Problem to solve –
Extract every line that includes the string "sich".

Start The records

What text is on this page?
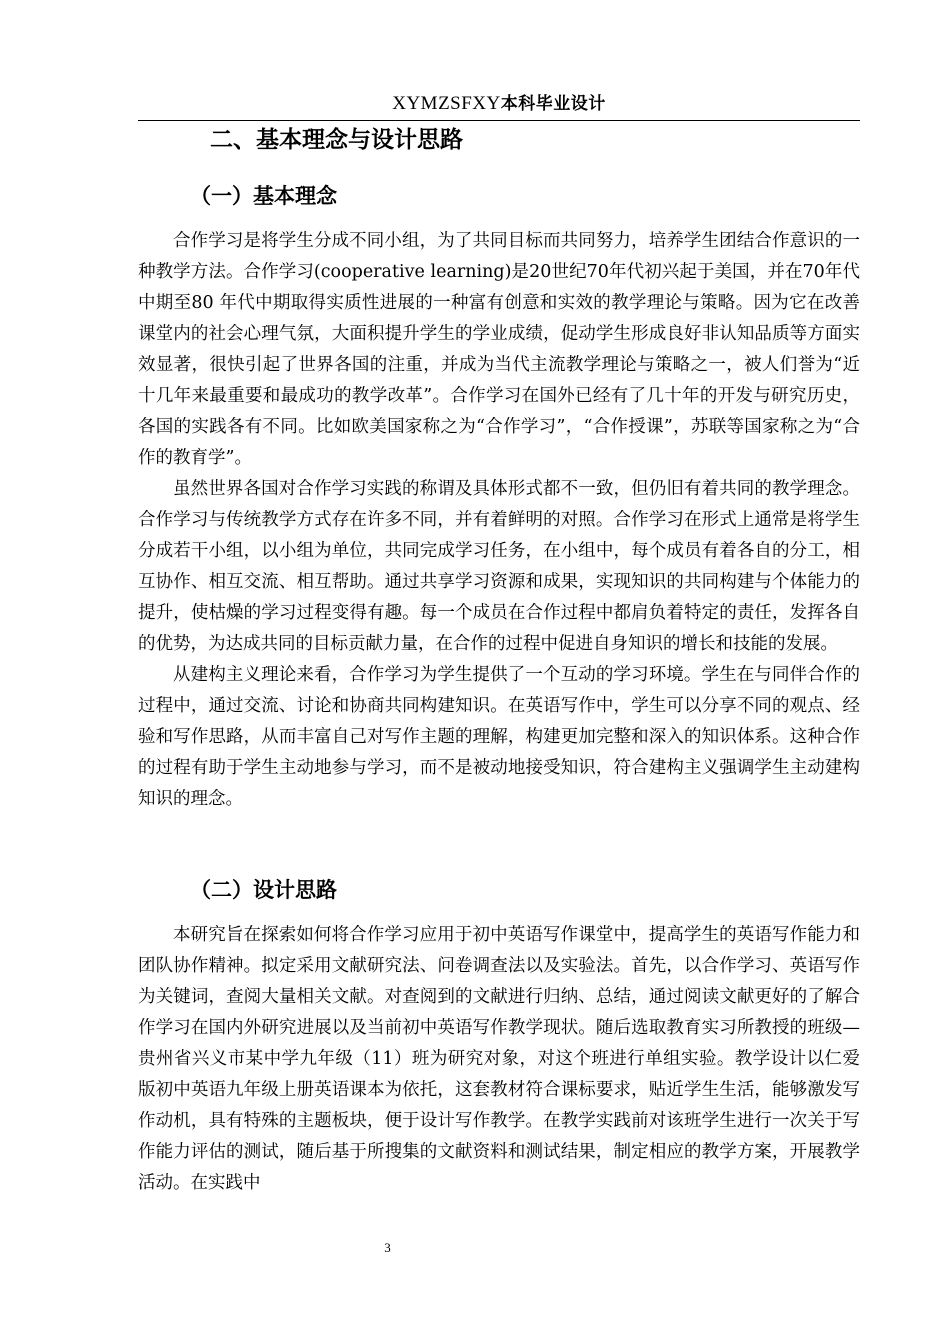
XYMZSFXY本科毕业设计
二、基本理念与设计思路
（一）基本理念

合作学习是将学生分成不同小组，为了共同目标而共同努力，培养学生团结合作意识的一种教学方法。合作学习(cooperative learning)是20世纪70年代初兴起于美国，并在70年代中期至80 年代中期取得实质性进展的一种富有创意和实效的教学理论与策略。因为它在改善课堂内的社会心理气氛，大面积提升学生的学业成绩，促动学生形成良好非认知品质等方面实效显著，很快引起了世界各国的注重，并成为当代主流教学理论与策略之一，被人们誉为“近十几年来最重要和最成功的教学改革”。合作学习在国外已经有了几十年的开发与研究历史，各国的实践各有不同。比如欧美国家称之为“合作学习”，“合作授课”，苏联等国家称之为“合作的教育学”。

虽然世界各国对合作学习实践的称谓及具体形式都不一致，但仍旧有着共同的教学理念。合作学习与传统教学方式存在许多不同，并有着鲜明的对照。合作学习在形式上通常是将学生分成若干小组，以小组为单位，共同完成学习任务，在小组中，每个成员有着各自的分工，相互协作、相互交流、相互帮助。通过共享学习资源和成果，实现知识的共同构建与个体能力的提升，使枯燥的学习过程变得有趣。每一个成员在合作过程中都肩负着特定的责任，发挥各自的优势，为达成共同的目标贡献力量，在合作的过程中促进自身知识的增长和技能的发展。

从建构主义理论来看，合作学习为学生提供了一个互动的学习环境。学生在与同伴合作的过程中，通过交流、讨论和协商共同构建知识。在英语写作中，学生可以分享不同的观点、经验和写作思路，从而丰富自己对写作主题的理解，构建更加完整和深入的知识体系。这种合作的过程有助于学生主动地参与学习，而不是被动地接受知识，符合建构主义强调学生主动建构知识的理念。

（二）设计思路

本研究旨在探索如何将合作学习应用于初中英语写作课堂中，提高学生的英语写作能力和团队协作精神。拟定采用文献研究法、问卷调查法以及实验法。首先，以合作学习、英语写作为关键词，查阅大量相关文献。对查阅到的文献进行归纳、总结，通过阅读文献更好的了解合作学习在国内外研究进展以及当前初中英语写作教学现状。随后选取教育实习所教授的班级—贵州省兴义市某中学九年级（11）班为研究对象，对这个班进行单组实验。教学设计以仁爱版初中英语九年级上册英语课本为依托，这套教材符合课标要求，贴近学生生活，能够激发写作动机，具有特殊的主题板块，便于设计写作教学。在教学实践前对该班学生进行一次关于写作能力评估的测试，随后基于所搜集的文献资料和测试结果，制定相应的教学方案，开展教学活动。在实践中

3
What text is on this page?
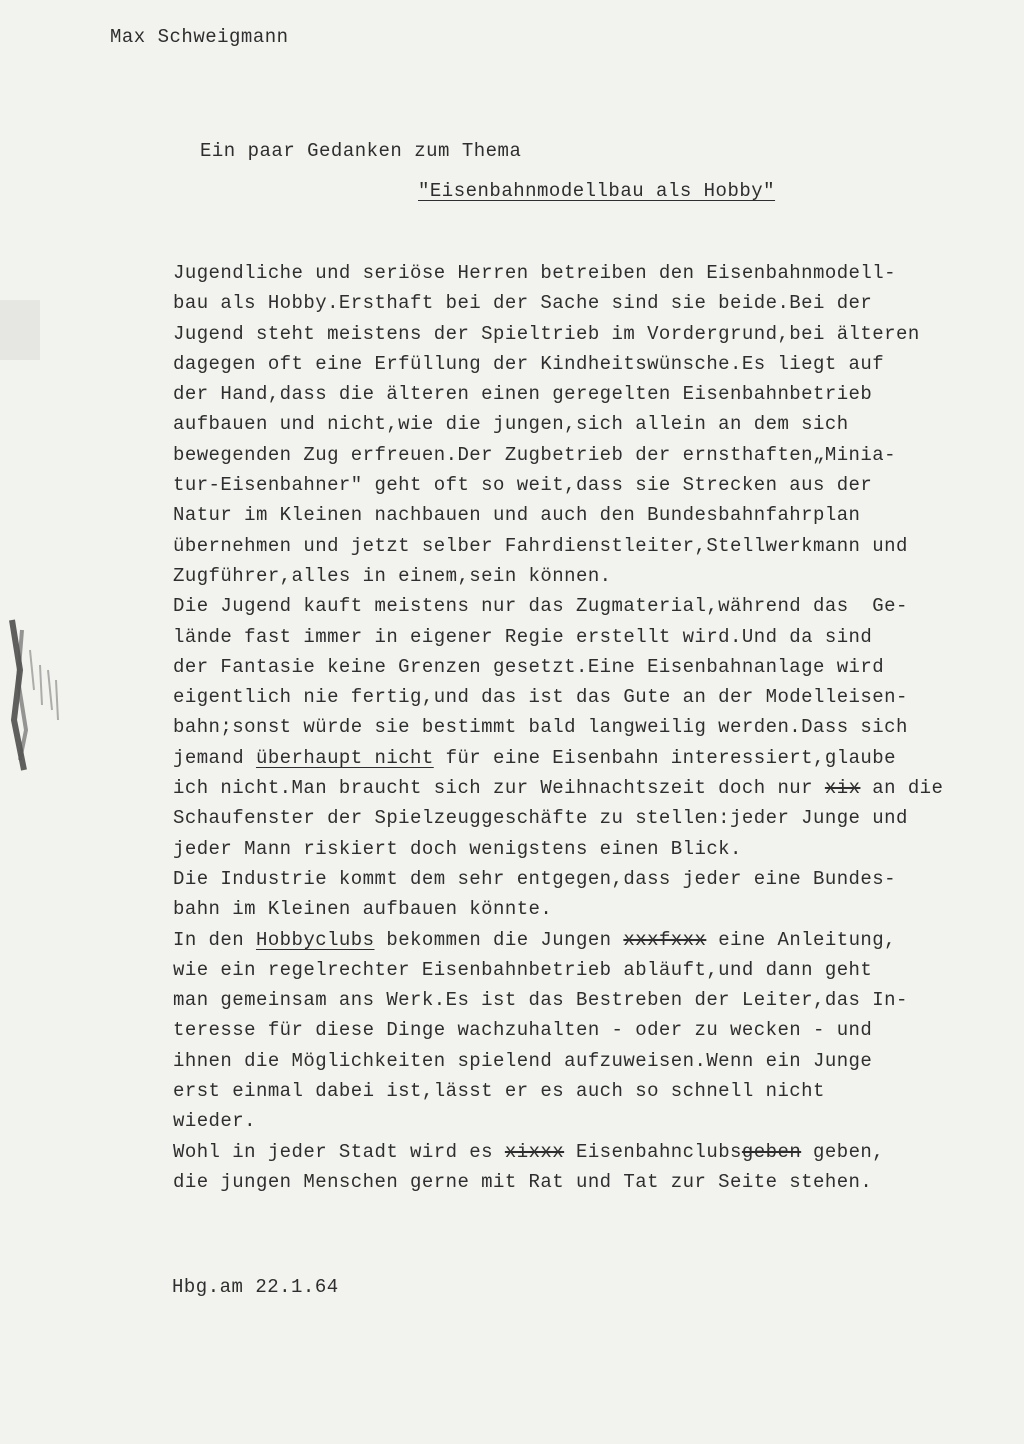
Max Schweigmann
Ein paar Gedanken zum Thema
"Eisenbahnmodellbau als Hobby"
Jugendliche und seriöse Herren betreiben den Eisenbahnmodell-
bau als Hobby.Ersthaft bei der Sache sind sie beide.Bei der
Jugend steht meistens der Spieltrieb im Vordergrund,bei älteren
dagegen oft eine Erfüllung der Kindheitswünsche.Es liegt auf
der Hand,dass die älteren einen geregelten Eisenbahnbetrieb
aufbauen und nicht,wie die jungen,sich allein an dem sich
bewegenden Zug erfreuen.Der Zugbetrieb der ernsthaften„Minia-
tur-Eisenbahner" geht oft so weit,dass sie Strecken aus der
Natur im Kleinen nachbauen und auch den Bundesbahnfahrplan
übernehmen und jetzt selber Fahrdienstleiter,Stellwerkmann und
Zugführer,alles in einem,sein können.
Die Jugend kauft meistens nur das Zugmaterial,während das  Ge-
lände fast immer in eigener Regie erstellt wird.Und da sind
der Fantasie keine Grenzen gesetzt.Eine Eisenbahnanlage wird
eigentlich nie fertig,und das ist das Gute an der Modelleisen-
bahn;sonst würde sie bestimmt bald langweilig werden.Dass sich
jemand überhaupt nicht für eine Eisenbahn interessiert,glaube
ich nicht.Man braucht sich zur Weihnachtszeit doch nur xix an die
Schaufenster der Spielzeuggeschäfte zu stellen:jeder Junge und
jeder Mann riskiert doch wenigstens einen Blick.
Die Industrie kommt dem sehr entgegen,dass jeder eine Bundes-
bahn im Kleinen aufbauen könnte.
In den Hobbyclubs bekommen die Jungen xxxfxxx eine Anleitung,
wie ein regelrechter Eisenbahnbetrieb abläuft,und dann geht
man gemeinsam ans Werk.Es ist das Bestreben der Leiter,das In-
teresse für diese Dinge wachzuhalten - oder zu wecken - und
ihnen die Möglichkeiten spielend aufzuweisen.Wenn ein Junge
erst einmal dabei ist,lässt er es auch so schnell nicht
wieder.
Wohl in jeder Stadt wird es xixxx Eisenbahnclubsgeben geben,
die jungen Menschen gerne mit Rat und Tat zur Seite stehen.
Hbg.am 22.1.64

End The records

Response below –
aufbauen und nicht,wie die jungen,sich allein an dem sich
bahn;sonst würde sie bestimmt bald langweilig werden.Dass sich
ich nicht.Man braucht sich zur Weihnachtszeit doch nur xix an die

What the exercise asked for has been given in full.